THE EXERCISE:
Find the lines below that contain the string "Sinsaari". Copy each one.

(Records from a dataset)
<<<<

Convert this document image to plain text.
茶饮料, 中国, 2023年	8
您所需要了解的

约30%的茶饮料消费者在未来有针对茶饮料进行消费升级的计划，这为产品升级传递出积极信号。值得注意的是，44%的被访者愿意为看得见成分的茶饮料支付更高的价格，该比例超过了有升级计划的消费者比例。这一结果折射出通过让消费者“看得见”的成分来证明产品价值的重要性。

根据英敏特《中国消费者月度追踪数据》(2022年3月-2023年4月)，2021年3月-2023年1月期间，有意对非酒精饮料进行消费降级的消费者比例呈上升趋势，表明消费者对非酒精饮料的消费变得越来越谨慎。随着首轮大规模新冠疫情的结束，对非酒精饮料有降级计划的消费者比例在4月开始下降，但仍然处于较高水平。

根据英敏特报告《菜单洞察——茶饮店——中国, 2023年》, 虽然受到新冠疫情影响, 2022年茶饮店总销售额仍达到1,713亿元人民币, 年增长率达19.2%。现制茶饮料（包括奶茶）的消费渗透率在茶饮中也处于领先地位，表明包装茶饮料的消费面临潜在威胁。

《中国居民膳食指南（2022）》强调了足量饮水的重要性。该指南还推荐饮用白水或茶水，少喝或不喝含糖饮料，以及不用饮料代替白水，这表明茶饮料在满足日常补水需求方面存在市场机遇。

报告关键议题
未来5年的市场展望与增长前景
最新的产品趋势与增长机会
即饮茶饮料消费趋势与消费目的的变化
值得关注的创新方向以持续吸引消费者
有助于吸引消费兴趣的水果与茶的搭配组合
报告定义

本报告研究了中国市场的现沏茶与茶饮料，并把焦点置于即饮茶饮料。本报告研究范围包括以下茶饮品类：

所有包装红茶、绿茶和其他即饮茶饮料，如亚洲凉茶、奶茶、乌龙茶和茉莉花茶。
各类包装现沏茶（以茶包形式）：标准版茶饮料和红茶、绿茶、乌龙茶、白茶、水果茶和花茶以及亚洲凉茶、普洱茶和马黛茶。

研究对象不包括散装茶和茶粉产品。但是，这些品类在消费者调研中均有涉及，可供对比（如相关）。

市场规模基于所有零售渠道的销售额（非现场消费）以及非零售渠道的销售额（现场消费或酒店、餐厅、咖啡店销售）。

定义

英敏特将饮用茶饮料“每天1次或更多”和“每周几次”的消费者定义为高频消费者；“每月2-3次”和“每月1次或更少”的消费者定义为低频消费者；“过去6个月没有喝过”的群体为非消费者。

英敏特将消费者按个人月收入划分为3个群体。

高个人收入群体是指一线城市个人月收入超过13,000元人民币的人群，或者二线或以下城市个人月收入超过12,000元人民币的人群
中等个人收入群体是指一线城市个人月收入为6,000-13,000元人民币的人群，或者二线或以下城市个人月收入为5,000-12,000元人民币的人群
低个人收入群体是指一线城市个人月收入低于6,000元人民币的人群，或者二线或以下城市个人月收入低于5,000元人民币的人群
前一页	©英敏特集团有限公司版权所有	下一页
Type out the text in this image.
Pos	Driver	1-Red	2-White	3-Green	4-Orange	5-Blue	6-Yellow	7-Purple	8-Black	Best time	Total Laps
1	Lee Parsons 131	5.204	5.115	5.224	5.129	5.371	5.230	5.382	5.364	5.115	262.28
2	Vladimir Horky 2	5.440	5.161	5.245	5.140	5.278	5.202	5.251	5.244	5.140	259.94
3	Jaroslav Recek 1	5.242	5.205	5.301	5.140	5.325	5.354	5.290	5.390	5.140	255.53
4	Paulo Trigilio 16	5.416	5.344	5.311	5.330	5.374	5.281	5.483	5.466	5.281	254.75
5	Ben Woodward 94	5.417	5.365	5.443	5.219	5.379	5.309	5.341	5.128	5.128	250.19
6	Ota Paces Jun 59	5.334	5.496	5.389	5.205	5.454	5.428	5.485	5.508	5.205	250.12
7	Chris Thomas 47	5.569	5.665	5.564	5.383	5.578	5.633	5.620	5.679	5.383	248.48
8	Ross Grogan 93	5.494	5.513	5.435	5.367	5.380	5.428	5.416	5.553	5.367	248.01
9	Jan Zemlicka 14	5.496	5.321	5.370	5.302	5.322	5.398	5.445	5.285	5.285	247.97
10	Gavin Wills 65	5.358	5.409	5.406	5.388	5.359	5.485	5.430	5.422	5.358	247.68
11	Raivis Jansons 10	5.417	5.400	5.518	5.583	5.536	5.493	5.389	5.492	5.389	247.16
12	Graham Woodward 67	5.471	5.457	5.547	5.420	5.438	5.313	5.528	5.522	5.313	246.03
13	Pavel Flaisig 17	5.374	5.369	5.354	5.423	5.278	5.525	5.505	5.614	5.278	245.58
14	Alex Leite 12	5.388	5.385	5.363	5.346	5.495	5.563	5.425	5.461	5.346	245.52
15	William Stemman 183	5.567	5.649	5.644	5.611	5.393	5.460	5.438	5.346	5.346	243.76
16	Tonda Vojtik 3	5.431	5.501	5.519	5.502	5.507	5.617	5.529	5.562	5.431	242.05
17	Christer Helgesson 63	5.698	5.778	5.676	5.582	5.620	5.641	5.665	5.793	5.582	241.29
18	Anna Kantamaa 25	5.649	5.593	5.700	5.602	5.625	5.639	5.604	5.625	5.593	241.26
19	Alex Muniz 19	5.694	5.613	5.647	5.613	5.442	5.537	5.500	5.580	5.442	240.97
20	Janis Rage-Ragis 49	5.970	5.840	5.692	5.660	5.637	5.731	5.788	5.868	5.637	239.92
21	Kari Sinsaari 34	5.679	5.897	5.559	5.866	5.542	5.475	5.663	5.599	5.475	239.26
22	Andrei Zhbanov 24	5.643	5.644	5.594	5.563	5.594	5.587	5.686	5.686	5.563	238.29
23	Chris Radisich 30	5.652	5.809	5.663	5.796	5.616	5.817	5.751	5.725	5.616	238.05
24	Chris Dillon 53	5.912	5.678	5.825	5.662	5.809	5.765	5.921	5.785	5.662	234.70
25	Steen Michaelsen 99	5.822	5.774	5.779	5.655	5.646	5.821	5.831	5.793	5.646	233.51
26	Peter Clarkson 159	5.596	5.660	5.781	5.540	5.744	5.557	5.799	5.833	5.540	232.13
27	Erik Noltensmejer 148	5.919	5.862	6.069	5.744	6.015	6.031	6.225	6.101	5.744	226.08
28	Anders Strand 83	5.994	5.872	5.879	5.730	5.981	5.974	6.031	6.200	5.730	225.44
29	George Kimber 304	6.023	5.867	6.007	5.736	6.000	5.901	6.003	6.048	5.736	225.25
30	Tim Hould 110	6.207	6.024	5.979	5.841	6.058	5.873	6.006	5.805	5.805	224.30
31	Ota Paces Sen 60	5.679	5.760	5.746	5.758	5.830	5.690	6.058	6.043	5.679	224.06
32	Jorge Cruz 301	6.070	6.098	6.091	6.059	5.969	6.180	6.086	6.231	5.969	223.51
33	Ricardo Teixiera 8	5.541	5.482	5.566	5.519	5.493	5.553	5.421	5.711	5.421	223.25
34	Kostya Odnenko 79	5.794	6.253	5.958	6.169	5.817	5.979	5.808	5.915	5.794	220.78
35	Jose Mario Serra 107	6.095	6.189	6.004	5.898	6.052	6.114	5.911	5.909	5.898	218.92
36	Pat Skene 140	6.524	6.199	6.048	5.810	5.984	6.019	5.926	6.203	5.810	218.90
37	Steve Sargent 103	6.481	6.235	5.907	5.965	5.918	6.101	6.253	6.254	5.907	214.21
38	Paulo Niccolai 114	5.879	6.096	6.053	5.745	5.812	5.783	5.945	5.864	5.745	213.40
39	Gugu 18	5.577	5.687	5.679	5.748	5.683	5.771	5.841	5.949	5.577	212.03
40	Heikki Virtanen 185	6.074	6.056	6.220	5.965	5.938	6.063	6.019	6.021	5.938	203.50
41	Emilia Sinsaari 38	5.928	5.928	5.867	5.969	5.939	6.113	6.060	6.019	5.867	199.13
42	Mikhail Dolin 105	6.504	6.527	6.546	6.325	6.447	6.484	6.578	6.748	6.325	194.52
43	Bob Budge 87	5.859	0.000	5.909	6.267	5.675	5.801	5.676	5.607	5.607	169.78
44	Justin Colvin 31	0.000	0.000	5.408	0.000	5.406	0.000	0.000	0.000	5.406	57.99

>>>>

EXERCISE RESULT:
21	Kari Sinsaari 34	5.679	5.897	5.559	5.866	5.542	5.475	5.663	5.599	5.475	239.26
41	Emilia Sinsaari 38	5.928	5.928	5.867	5.969	5.939	6.113	6.060	6.019	5.867	199.13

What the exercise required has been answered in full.